BRIEF → Copy the records verbatim from the line with "chevron-down-icon xyxy=(439,274,451,281)" up to and including the line with "last-date-modified-value: 4/28/2021 xyxy=(691,384,754,400)".

DATA LISTING →

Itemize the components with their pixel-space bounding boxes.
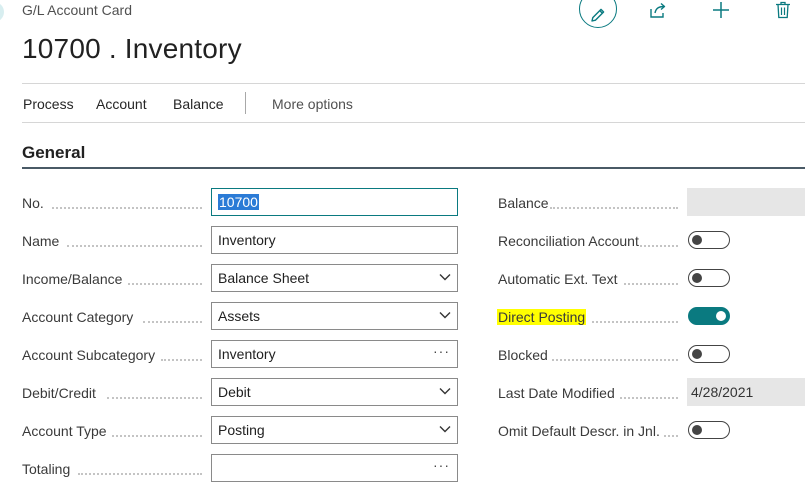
chevron-down-icon xyxy=(439,274,451,281)
breadcrumb: G/L Account Card xyxy=(22,2,132,18)
side-accent xyxy=(0,2,4,22)
add-icon xyxy=(713,2,729,18)
label-leader xyxy=(640,245,678,247)
field-label-account-subcategory: Account Subcategory xyxy=(22,347,156,363)
edit-pencil-icon xyxy=(591,8,605,22)
label-leader xyxy=(552,359,678,361)
label-leader xyxy=(550,207,678,209)
blocked-toggle[interactable] xyxy=(688,345,730,363)
account-subcategory-value: Inventory xyxy=(218,346,276,362)
omit-default-descr-toggle[interactable] xyxy=(688,421,730,439)
last-date-modified-value: 4/28/2021 xyxy=(691,384,754,400)
share-button[interactable] xyxy=(646,0,670,20)
reconciliation-account-toggle[interactable] xyxy=(688,231,730,249)
debit-credit-select[interactable]: Debit xyxy=(211,378,458,406)
income-balance-select[interactable]: Balance Sheet xyxy=(211,264,458,292)
delete-trash-icon xyxy=(776,1,790,19)
income-balance-value: Balance Sheet xyxy=(218,270,310,286)
account-category-select[interactable]: Assets xyxy=(211,302,458,330)
label-leader xyxy=(112,435,202,437)
field-label-name: Name xyxy=(22,233,60,249)
menu-separator xyxy=(245,92,246,114)
name-input[interactable]: Inventory xyxy=(211,226,458,254)
direct-posting-highlight: Direct Posting xyxy=(497,309,587,325)
label-leader xyxy=(107,397,202,399)
label-leader xyxy=(620,397,678,399)
section-title-general: General xyxy=(22,143,86,162)
direct-posting-toggle[interactable] xyxy=(688,307,730,325)
account-type-value: Posting xyxy=(218,422,265,438)
label-leader xyxy=(624,283,678,285)
label-leader xyxy=(592,321,678,323)
ellipsis-icon[interactable]: ··· xyxy=(433,457,450,473)
field-label-reconciliation-account: Reconciliation Account xyxy=(498,233,639,249)
label-leader xyxy=(52,207,202,209)
field-label-blocked: Blocked xyxy=(498,347,548,363)
name-input-value: Inventory xyxy=(218,232,276,248)
divider xyxy=(22,122,805,123)
last-date-modified-readonly[interactable]: 4/28/2021 xyxy=(687,378,805,406)
new-button[interactable] xyxy=(710,0,732,20)
automatic-ext-text-toggle[interactable] xyxy=(688,269,730,287)
label-leader xyxy=(78,473,202,475)
label-leader xyxy=(664,435,678,437)
ellipsis-icon[interactable]: ··· xyxy=(433,343,450,359)
field-label-omit-default-descr: Omit Default Descr. in Jnl. xyxy=(498,423,660,439)
more-options-button[interactable]: More options xyxy=(272,96,353,112)
toggle-knob xyxy=(692,348,702,359)
label-leader xyxy=(67,245,202,247)
no-input[interactable]: 10700 xyxy=(211,188,458,216)
toggle-knob xyxy=(692,424,702,435)
menu-account[interactable]: Account xyxy=(96,96,147,112)
field-label-totaling: Totaling xyxy=(22,461,71,477)
label-leader xyxy=(143,321,202,323)
field-label-last-date-modified: Last Date Modified xyxy=(498,385,615,401)
field-label-automatic-ext-text: Automatic Ext. Text xyxy=(498,271,618,287)
debit-credit-value: Debit xyxy=(218,384,251,400)
toggle-knob xyxy=(692,234,702,245)
label-leader xyxy=(161,359,202,361)
section-underline xyxy=(22,167,805,169)
label-leader xyxy=(128,283,202,285)
field-label-no: No. xyxy=(22,195,44,211)
menu-balance[interactable]: Balance xyxy=(173,96,224,112)
menu-process[interactable]: Process xyxy=(23,96,74,112)
page-title: 10700 . Inventory xyxy=(22,33,242,64)
field-label-direct-posting: Direct Posting xyxy=(497,309,587,325)
toggle-knob xyxy=(716,310,726,321)
delete-button[interactable] xyxy=(773,0,793,20)
field-label-account-category: Account Category xyxy=(22,309,134,325)
share-icon xyxy=(650,2,666,18)
account-category-value: Assets xyxy=(218,308,261,324)
no-input-value: 10700 xyxy=(218,194,259,210)
balance-readonly[interactable] xyxy=(687,188,805,216)
divider xyxy=(22,83,805,84)
field-label-account-type: Account Type xyxy=(22,423,107,439)
field-label-balance: Balance xyxy=(498,195,549,211)
chevron-down-icon xyxy=(439,388,451,395)
field-label-debit-credit: Debit/Credit xyxy=(22,385,96,401)
toggle-knob xyxy=(692,272,702,283)
account-subcategory-lookup[interactable]: Inventory ··· xyxy=(211,340,458,368)
edit-button[interactable] xyxy=(579,0,617,28)
field-label-income-balance: Income/Balance xyxy=(22,271,123,287)
account-type-select[interactable]: Posting xyxy=(211,416,458,444)
totaling-lookup[interactable]: ··· xyxy=(211,454,458,482)
chevron-down-icon xyxy=(439,312,451,319)
chevron-down-icon xyxy=(439,426,451,433)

RESULT OF THE EXERCISE →
chevron-down-icon xyxy=(439,274,451,281)
breadcrumb: G/L Account Card xyxy=(22,2,132,18)
side-accent xyxy=(0,2,4,22)
add-icon xyxy=(713,2,729,18)
label-leader xyxy=(640,245,678,247)
field-label-account-subcategory: Account Subcategory xyxy=(22,347,156,363)
edit-pencil-icon xyxy=(591,8,605,22)
label-leader xyxy=(552,359,678,361)
label-leader xyxy=(550,207,678,209)
blocked-toggle[interactable] xyxy=(688,345,730,363)
account-subcategory-value: Inventory xyxy=(218,346,276,362)
omit-default-descr-toggle[interactable] xyxy=(688,421,730,439)
last-date-modified-value: 4/28/2021 xyxy=(691,384,754,400)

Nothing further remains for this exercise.